#### Source data
--- Begin ---

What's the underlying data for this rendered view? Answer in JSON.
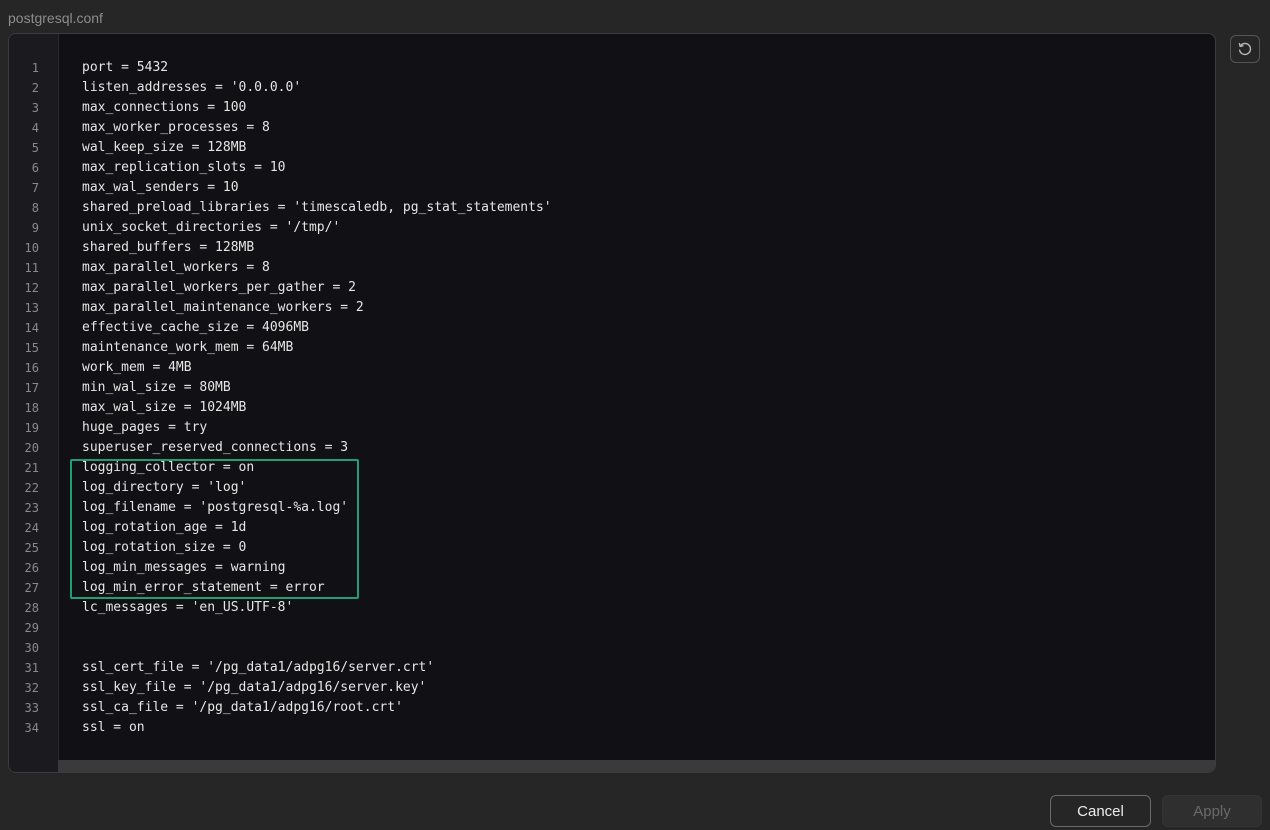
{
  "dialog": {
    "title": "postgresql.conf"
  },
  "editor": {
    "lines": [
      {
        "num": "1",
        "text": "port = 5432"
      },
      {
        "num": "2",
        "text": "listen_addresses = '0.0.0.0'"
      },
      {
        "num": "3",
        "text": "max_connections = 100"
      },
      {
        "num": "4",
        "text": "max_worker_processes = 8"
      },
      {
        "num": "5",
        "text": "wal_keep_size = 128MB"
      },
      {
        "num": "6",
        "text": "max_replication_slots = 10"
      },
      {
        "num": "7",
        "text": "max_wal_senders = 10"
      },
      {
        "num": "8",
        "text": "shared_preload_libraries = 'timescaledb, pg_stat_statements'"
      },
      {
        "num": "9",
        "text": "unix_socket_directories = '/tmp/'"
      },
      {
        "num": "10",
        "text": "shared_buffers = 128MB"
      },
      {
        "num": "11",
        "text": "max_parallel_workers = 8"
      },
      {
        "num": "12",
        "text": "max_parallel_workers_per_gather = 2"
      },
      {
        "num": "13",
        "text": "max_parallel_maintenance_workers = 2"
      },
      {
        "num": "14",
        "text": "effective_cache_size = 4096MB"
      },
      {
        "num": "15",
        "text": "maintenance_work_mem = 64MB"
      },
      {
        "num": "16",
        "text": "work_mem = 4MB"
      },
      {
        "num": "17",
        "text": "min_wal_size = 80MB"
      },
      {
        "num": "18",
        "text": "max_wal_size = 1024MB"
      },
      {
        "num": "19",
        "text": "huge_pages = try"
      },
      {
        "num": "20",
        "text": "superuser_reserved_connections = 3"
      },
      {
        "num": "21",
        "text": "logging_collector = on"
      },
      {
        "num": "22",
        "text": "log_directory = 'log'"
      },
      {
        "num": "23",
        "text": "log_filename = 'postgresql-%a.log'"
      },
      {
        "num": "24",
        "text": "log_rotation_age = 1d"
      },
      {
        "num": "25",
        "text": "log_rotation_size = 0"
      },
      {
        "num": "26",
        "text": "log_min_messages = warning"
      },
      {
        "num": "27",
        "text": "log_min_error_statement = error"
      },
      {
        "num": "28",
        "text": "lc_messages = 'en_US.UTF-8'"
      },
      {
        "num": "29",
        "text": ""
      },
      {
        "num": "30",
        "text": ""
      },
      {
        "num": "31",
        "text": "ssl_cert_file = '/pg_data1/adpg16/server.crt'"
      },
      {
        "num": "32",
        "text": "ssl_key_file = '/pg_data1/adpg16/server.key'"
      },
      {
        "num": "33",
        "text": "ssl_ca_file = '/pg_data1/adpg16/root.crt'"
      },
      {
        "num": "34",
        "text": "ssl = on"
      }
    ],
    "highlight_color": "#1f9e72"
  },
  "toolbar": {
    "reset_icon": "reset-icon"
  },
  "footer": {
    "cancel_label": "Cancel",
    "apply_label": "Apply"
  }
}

--- End ---
--- Begin ---

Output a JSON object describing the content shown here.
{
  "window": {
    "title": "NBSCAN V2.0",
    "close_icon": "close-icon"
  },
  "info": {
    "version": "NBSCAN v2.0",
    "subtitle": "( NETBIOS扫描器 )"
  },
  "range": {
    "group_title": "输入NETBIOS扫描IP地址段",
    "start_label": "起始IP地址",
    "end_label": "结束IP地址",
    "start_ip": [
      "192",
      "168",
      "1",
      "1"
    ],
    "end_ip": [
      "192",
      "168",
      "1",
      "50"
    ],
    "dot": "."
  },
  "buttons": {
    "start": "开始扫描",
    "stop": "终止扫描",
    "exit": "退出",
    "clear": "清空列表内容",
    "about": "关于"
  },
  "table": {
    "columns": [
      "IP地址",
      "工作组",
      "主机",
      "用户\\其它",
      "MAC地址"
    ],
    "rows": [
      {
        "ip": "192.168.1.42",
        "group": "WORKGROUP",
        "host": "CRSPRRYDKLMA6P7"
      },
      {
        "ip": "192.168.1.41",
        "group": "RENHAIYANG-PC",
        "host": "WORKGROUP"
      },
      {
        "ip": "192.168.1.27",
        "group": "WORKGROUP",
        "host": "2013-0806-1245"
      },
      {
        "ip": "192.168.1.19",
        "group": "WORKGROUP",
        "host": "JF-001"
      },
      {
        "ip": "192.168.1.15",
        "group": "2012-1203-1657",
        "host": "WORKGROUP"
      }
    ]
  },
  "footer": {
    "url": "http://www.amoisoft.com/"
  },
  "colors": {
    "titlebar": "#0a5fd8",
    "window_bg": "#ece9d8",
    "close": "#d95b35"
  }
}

--- End ---

#### Problem to work on
The required output is the number of lines containing the word "server", and nothing besides.

#### Answer for the task
2